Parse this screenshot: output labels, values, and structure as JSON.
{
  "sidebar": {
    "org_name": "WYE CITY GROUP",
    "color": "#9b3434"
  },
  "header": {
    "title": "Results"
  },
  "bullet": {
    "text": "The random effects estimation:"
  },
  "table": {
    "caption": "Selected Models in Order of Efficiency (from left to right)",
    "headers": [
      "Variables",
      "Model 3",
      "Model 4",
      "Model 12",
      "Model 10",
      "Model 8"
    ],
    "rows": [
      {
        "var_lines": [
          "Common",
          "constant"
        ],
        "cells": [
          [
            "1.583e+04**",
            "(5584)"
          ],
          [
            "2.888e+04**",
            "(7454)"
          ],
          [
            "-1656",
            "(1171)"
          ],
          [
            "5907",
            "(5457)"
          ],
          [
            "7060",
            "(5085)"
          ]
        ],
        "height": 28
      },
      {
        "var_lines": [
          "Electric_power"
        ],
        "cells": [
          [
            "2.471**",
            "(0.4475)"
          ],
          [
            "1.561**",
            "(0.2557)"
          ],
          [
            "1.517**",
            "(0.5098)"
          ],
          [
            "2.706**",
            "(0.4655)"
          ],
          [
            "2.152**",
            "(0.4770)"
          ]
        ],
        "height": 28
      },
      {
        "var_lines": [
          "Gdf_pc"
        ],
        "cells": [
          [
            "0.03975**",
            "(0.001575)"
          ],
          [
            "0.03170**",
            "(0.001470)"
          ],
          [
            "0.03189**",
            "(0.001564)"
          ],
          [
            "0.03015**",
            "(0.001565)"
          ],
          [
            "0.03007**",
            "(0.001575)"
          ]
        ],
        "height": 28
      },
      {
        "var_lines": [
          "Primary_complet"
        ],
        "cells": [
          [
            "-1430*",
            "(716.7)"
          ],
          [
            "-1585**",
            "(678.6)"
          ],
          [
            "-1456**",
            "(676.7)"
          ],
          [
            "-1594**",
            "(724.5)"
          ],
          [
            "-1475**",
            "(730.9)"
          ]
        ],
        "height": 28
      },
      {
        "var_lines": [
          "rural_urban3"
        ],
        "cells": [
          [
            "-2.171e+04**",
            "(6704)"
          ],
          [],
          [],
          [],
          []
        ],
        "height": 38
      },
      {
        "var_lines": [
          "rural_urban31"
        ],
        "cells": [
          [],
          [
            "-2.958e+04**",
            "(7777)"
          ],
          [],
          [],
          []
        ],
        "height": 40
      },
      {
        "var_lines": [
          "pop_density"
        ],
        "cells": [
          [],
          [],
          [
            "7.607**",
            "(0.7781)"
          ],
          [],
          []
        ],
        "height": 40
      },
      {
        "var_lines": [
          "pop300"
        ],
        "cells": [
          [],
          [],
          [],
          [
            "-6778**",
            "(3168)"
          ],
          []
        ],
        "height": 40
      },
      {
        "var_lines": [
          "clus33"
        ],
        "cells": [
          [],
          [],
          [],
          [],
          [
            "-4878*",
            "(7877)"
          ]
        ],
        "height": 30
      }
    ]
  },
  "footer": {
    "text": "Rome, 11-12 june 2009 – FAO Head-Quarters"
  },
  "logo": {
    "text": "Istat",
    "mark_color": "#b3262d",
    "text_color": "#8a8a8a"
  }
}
■ ■ ■
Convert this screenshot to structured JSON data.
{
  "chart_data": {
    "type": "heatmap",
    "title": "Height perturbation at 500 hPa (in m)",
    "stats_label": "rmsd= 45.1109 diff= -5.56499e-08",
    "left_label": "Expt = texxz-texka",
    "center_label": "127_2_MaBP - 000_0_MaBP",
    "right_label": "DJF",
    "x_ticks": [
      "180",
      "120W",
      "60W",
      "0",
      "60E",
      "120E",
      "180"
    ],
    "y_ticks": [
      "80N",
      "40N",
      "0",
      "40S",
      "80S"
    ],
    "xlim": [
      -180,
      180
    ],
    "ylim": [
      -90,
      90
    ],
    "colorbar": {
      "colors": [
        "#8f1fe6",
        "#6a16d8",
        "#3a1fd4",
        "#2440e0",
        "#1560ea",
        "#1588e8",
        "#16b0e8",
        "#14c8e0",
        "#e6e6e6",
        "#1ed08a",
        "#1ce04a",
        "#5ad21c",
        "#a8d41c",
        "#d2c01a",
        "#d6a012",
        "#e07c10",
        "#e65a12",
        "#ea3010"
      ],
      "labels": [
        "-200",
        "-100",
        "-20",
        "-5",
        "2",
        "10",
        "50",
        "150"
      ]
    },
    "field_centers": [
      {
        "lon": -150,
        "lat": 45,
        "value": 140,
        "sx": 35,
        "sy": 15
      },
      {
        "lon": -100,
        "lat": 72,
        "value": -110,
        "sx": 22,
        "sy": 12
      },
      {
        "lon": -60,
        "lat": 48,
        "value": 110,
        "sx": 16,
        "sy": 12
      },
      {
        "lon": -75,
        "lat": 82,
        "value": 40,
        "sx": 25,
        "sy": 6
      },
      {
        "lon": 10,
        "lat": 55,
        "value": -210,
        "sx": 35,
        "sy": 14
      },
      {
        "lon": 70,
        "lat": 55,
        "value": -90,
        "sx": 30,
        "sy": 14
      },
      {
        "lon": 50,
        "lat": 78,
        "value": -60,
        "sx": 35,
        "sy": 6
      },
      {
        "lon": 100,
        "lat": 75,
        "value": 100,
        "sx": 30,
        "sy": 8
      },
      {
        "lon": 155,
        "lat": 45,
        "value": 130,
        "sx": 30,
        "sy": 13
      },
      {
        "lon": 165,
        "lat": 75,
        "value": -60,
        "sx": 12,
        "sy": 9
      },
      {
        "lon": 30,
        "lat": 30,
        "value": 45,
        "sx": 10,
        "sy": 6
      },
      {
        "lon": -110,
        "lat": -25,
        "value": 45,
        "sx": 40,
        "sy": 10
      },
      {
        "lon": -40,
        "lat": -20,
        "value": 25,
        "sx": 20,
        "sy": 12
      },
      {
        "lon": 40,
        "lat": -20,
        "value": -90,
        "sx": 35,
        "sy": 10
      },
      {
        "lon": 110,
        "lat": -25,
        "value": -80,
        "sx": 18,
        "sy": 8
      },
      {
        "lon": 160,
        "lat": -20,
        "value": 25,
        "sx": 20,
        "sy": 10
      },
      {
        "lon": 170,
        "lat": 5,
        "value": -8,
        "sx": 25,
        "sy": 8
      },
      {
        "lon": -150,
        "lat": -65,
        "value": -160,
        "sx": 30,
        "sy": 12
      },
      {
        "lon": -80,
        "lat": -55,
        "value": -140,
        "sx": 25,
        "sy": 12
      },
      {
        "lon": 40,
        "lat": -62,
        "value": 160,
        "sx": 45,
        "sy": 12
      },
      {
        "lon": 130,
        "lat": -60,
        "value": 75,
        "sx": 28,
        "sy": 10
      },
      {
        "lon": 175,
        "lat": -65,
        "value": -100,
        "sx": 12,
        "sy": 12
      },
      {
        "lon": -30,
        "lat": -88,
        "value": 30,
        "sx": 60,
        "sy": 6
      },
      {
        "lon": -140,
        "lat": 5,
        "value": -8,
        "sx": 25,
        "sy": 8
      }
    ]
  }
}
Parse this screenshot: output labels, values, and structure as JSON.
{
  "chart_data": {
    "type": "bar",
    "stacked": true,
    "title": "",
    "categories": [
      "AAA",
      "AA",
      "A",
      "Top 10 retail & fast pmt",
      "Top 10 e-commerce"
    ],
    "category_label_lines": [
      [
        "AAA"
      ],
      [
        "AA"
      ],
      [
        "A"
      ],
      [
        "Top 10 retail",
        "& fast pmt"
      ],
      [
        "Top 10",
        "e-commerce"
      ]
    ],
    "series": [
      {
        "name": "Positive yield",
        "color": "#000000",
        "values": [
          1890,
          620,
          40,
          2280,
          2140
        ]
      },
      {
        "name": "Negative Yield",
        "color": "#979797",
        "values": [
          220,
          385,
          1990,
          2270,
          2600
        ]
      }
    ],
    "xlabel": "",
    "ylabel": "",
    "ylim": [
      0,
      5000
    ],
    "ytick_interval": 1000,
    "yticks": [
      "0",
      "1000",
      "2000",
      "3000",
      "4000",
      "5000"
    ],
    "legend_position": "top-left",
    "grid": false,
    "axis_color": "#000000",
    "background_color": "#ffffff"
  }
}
■ ■ ■
DESCRIPTION OF THE TASK => Copy each line containing the word "title" from the data.

SOLUTION =>
    "title": "Results"
    "title": "Height perturbation at 500 hPa (in m)",
    "title": "",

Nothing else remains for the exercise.